• TASK OBJECTIVE
Print the records again, character for character.

(Items from a dataset)
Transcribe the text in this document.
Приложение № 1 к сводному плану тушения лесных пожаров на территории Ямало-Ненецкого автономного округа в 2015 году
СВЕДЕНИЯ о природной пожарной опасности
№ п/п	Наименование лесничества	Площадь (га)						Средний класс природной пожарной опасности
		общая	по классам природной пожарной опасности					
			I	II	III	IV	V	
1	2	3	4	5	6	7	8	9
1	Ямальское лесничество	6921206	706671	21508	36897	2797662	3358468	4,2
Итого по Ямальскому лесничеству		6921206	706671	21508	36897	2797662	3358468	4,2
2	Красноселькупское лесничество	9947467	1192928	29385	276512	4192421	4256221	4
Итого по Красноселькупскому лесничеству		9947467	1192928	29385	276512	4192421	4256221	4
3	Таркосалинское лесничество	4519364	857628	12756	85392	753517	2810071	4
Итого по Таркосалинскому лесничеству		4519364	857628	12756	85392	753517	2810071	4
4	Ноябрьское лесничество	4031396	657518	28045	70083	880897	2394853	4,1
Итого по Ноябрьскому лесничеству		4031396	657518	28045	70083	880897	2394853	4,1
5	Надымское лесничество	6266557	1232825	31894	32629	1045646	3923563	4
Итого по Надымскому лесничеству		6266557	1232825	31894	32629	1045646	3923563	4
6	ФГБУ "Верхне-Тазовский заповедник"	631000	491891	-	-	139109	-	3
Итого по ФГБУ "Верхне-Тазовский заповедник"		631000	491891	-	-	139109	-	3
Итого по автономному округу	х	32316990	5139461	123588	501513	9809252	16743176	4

• SOLUTION BELOW
Transcribe the text in this document.
Приложение № 1 к сводному плану тушения лесных пожаров на территории Ямало-Ненецкого автономного округа в 2015 году
СВЕДЕНИЯ о природной пожарной опасности
№ п/п	Наименование лесничества	Площадь (га)						Средний класс природной пожарной опасности
		общая	по классам природной пожарной опасности					
			I	II	III	IV	V	
1	2	3	4	5	6	7	8	9
1	Ямальское лесничество	6921206	706671	21508	36897	2797662	3358468	4,2
Итого по Ямальскому лесничеству		6921206	706671	21508	36897	2797662	3358468	4,2
2	Красноселькупское лесничество	9947467	1192928	29385	276512	4192421	4256221	4
Итого по Красноселькупскому лесничеству		9947467	1192928	29385	276512	4192421	4256221	4
3	Таркосалинское лесничество	4519364	857628	12756	85392	753517	2810071	4
Итого по Таркосалинскому лесничеству		4519364	857628	12756	85392	753517	2810071	4
4	Ноябрьское лесничество	4031396	657518	28045	70083	880897	2394853	4,1
Итого по Ноябрьскому лесничеству		4031396	657518	28045	70083	880897	2394853	4,1
5	Надымское лесничество	6266557	1232825	31894	32629	1045646	3923563	4
Итого по Надымскому лесничеству		6266557	1232825	31894	32629	1045646	3923563	4
6	ФГБУ "Верхне-Тазовский заповедник"	631000	491891	-	-	139109	-	3
Итого по ФГБУ "Верхне-Тазовский заповедник"		631000	491891	-	-	139109	-	3
Итого по автономному округу	х	32316990	5139461	123588	501513	9809252	16743176	4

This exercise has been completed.